WHAT YOU HAVE TO DO:
Copy out the records word for word, from the line containing "text-line: under Ben" up to and including the line containing "text-line: natural affection.".

Element and box listings:
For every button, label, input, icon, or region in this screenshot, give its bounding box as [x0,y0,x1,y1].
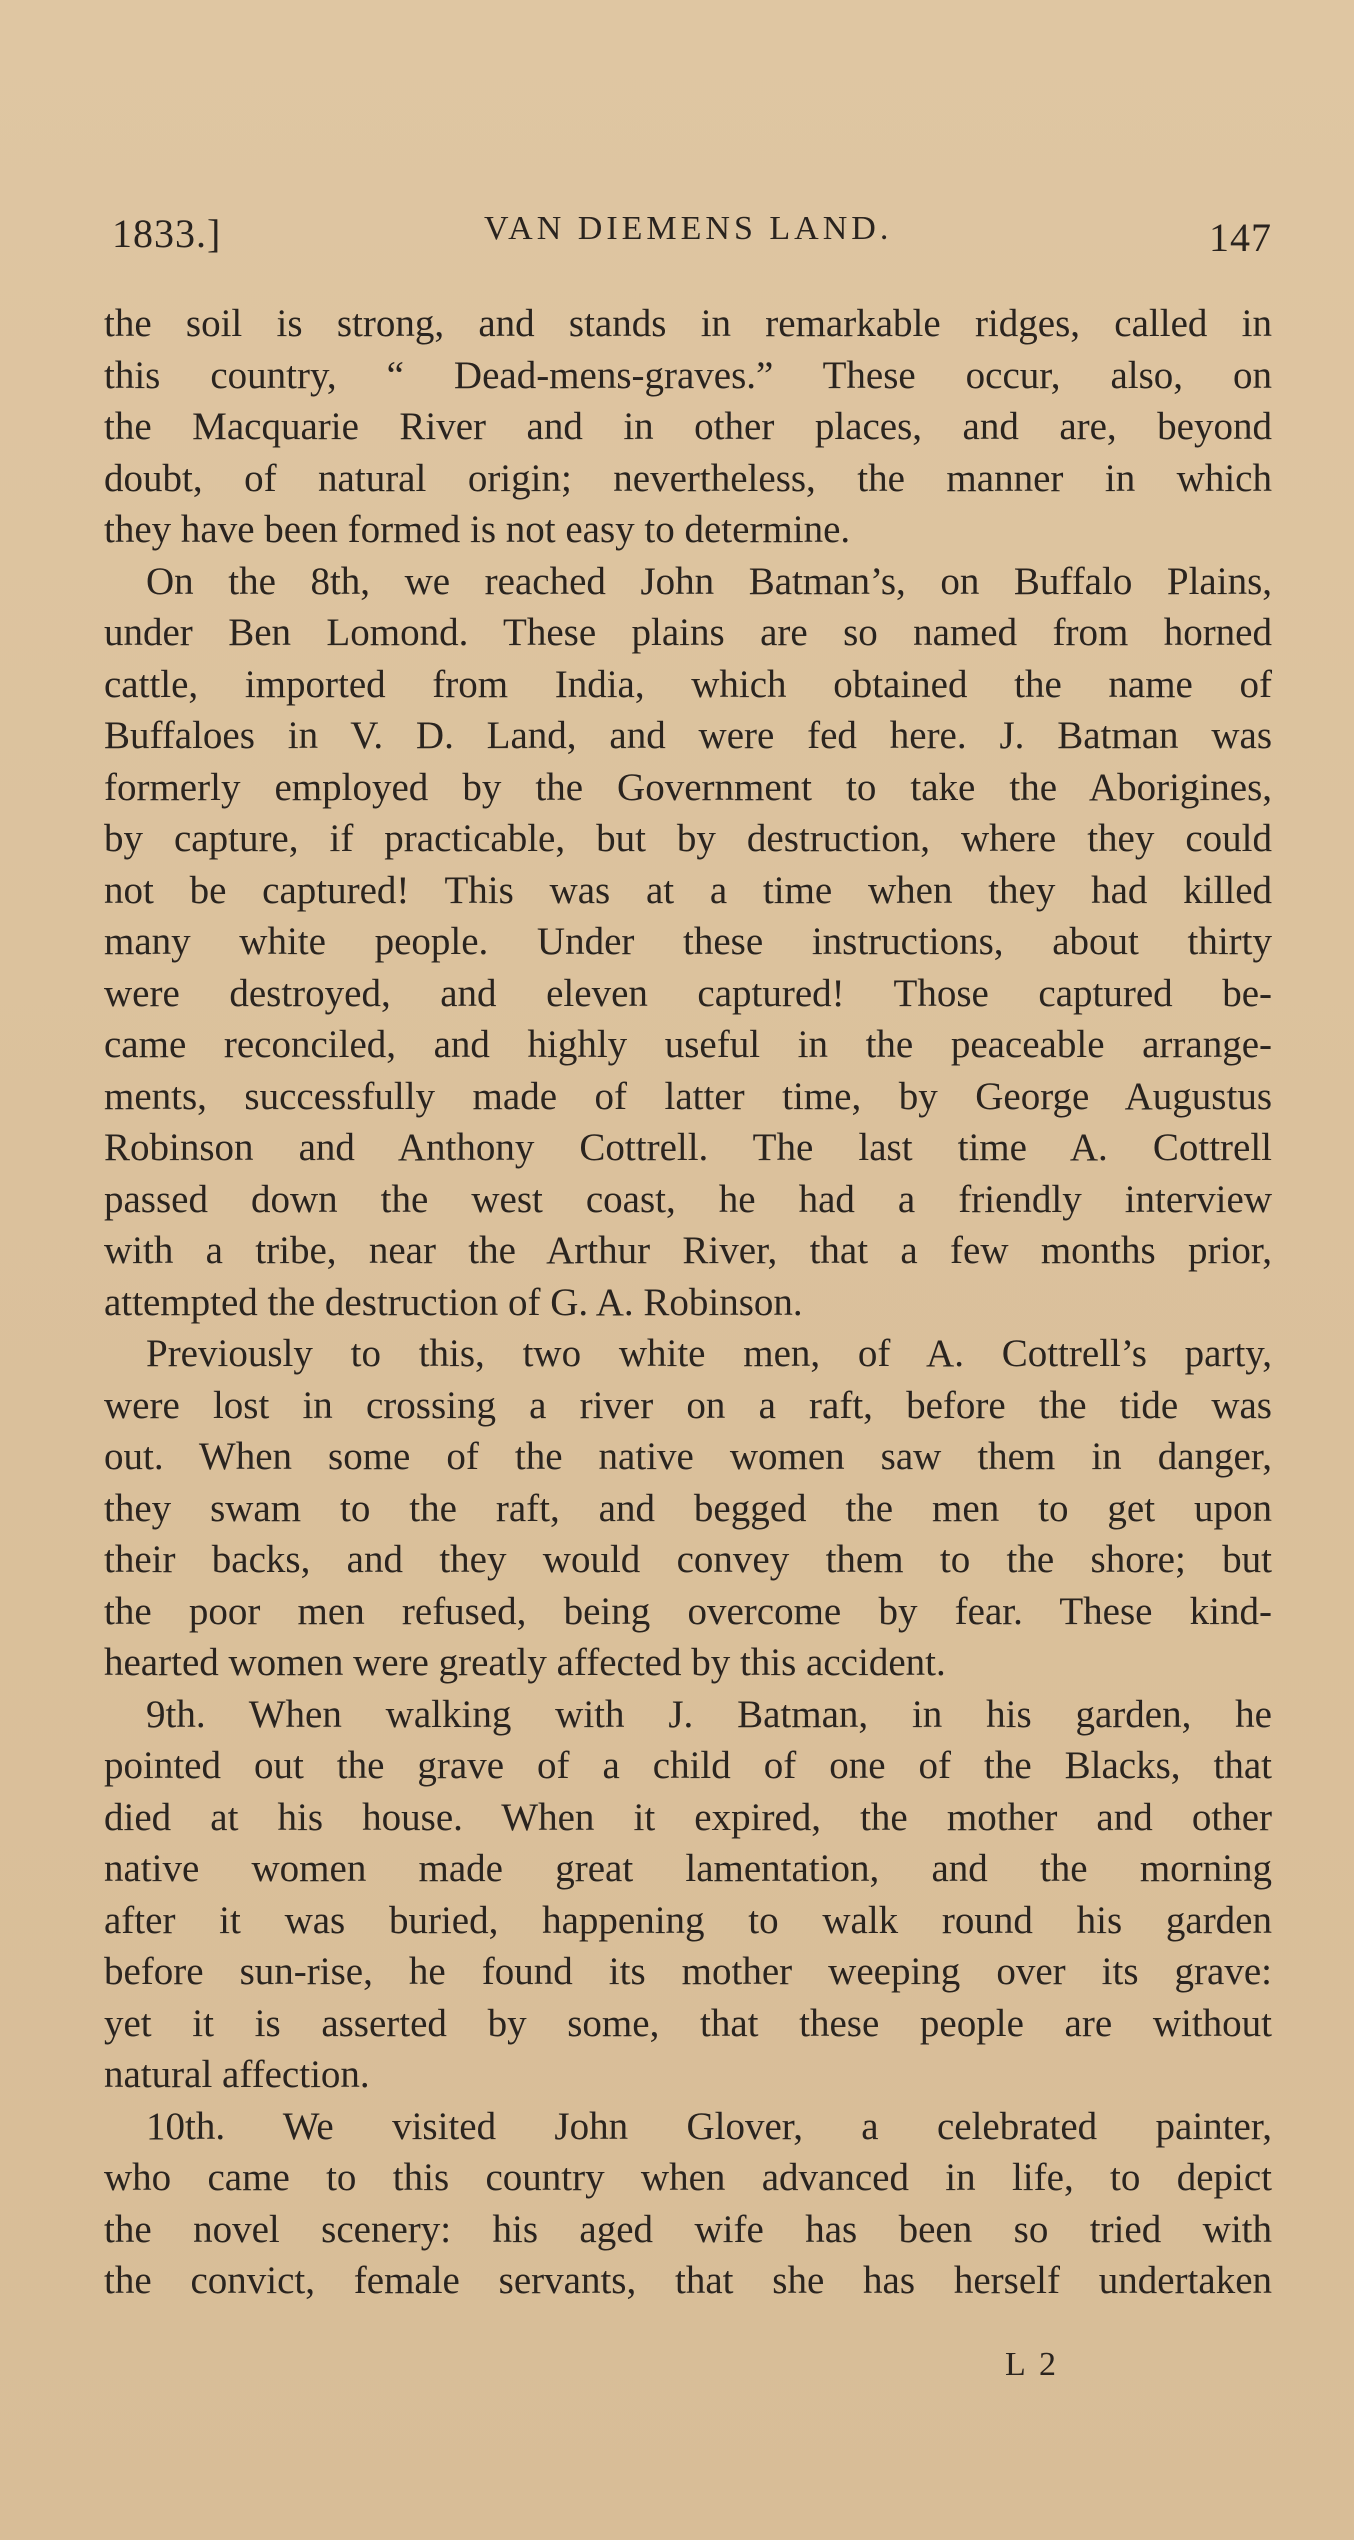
text-line: under Ben Lomond. These plains are so named from horned [104,611,1272,654]
text-line: Buffaloes in V. D. Land, and were fed here. J. Batman was [104,714,1272,757]
text-line: were destroyed, and eleven captured! Those captured be- [104,971,1272,1015]
text-line: formerly employed by the Government to take the Aborigines, [104,765,1272,809]
text-line: attempted the destruction of G. A. Robinson. [104,1280,803,1324]
text-line: who came to this country when advanced in life, to depict [104,2156,1272,2199]
text-line: they swam to the raft, and begged the men to get upon [104,1486,1272,1530]
text-line: Robinson and Anthony Cottrell. The last time A. Cottrell [104,1126,1272,1169]
text-line: hearted women were greatly affected by this accident. [104,1641,946,1684]
text-line: On the 8th, we reached John Batman’s, on Buffalo Plains, [146,559,1272,603]
page-text [104,298,1272,2307]
text-line: were lost in crossing a river on a raft, before the tide was [104,1383,1272,1427]
text-line: the poor men refused, being overcome by fear. These kind- [104,1589,1272,1633]
text-line: pointed out the grave of a child of one of the Blacks, that [104,1744,1272,1787]
text-line: after it was buried, happening to walk round his garden [104,1898,1272,1942]
text-line: their backs, and they would convey them to the shore; but [104,1538,1272,1581]
header-title: VAN DIEMENS LAND. [484,210,893,247]
text-line: natural affection. [104,2053,370,2096]
text-line: came reconciled, and highly useful in the peaceable arrange- [104,1023,1272,1066]
text-line: they have been formed is not easy to determine. [104,508,851,551]
page-number: 147 [1209,215,1272,260]
text-line: cattle, imported from India, which obtained the name of [104,662,1272,706]
text-line: the soil is strong, and stands in remarkable ridges, called in [104,302,1272,345]
text-line: not be captured! This was at a time when they had killed [104,868,1272,912]
text-line: Previously to this, two white men, of A. Cottrell’s party, [146,1332,1272,1375]
text-line: before sun-rise, he found its mother weeping over its grave: [104,1950,1272,1993]
text-line: with a tribe, near the Arthur River, that a few months prior, [104,1229,1272,1272]
text-line: died at his house. When it expired, the mother and other [104,1795,1272,1839]
text-line: the convict, female servants, that she has herself undertaken [104,2259,1272,2302]
text-line: by capture, if practicable, but by destruction, where they could [104,817,1272,860]
running-header [112,210,1272,270]
text-line: the Macquarie River and in other places, and are, beyond [104,405,1272,448]
text-line: native women made great lamentation, and the morning [104,1847,1272,1890]
text-line: passed down the west coast, he had a friendly interview [104,1177,1272,1221]
text-line: 9th. When walking with J. Batman, in his garden, he [146,1692,1272,1736]
text-line: this country, “ Dead-mens-graves.” These occur, also, on [104,353,1272,397]
header-year: 1833.] [112,211,222,256]
text-line: yet it is asserted by some, that these people are without [104,2001,1272,2045]
text-line: the novel scenery: his aged wife has been so tried with [104,2207,1272,2251]
text-line: ments, successfully made of latter time, by George Augustus [104,1074,1272,1118]
text-line: out. When some of the native women saw them in danger, [104,1435,1272,1478]
signature-mark: L 2 [1005,2346,1060,2383]
text-line: doubt, of natural origin; nevertheless, the manner in which [104,456,1272,500]
text-line: 10th. We visited John Glover, a celebrated painter, [146,2104,1272,2148]
text-line: many white people. Under these instructions, about thirty [104,920,1272,963]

RESPONSE TO THE EXERCISE:
text-line: under Ben Lomond. These plains are so named from horned [104,611,1272,654]
text-line: Buffaloes in V. D. Land, and were fed here. J. Batman was [104,714,1272,757]
text-line: were destroyed, and eleven captured! Those captured be- [104,971,1272,1015]
text-line: formerly employed by the Government to take the Aborigines, [104,765,1272,809]
text-line: attempted the destruction of G. A. Robinson. [104,1280,803,1324]
text-line: who came to this country when advanced in life, to depict [104,2156,1272,2199]
text-line: they swam to the raft, and begged the men to get upon [104,1486,1272,1530]
text-line: Robinson and Anthony Cottrell. The last time A. Cottrell [104,1126,1272,1169]
text-line: hearted women were greatly affected by this accident. [104,1641,946,1684]
text-line: On the 8th, we reached John Batman’s, on Buffalo Plains, [146,559,1272,603]
page-text [104,298,1272,2307]
text-line: were lost in crossing a river on a raft, before the tide was [104,1383,1272,1427]
text-line: the poor men refused, being overcome by fear. These kind- [104,1589,1272,1633]
text-line: pointed out the grave of a child of one of the Blacks, that [104,1744,1272,1787]
text-line: after it was buried, happening to walk round his garden [104,1898,1272,1942]
text-line: their backs, and they would convey them to the shore; but [104,1538,1272,1581]
header-title: VAN DIEMENS LAND. [484,210,893,247]
text-line: natural affection. [104,2053,370,2096]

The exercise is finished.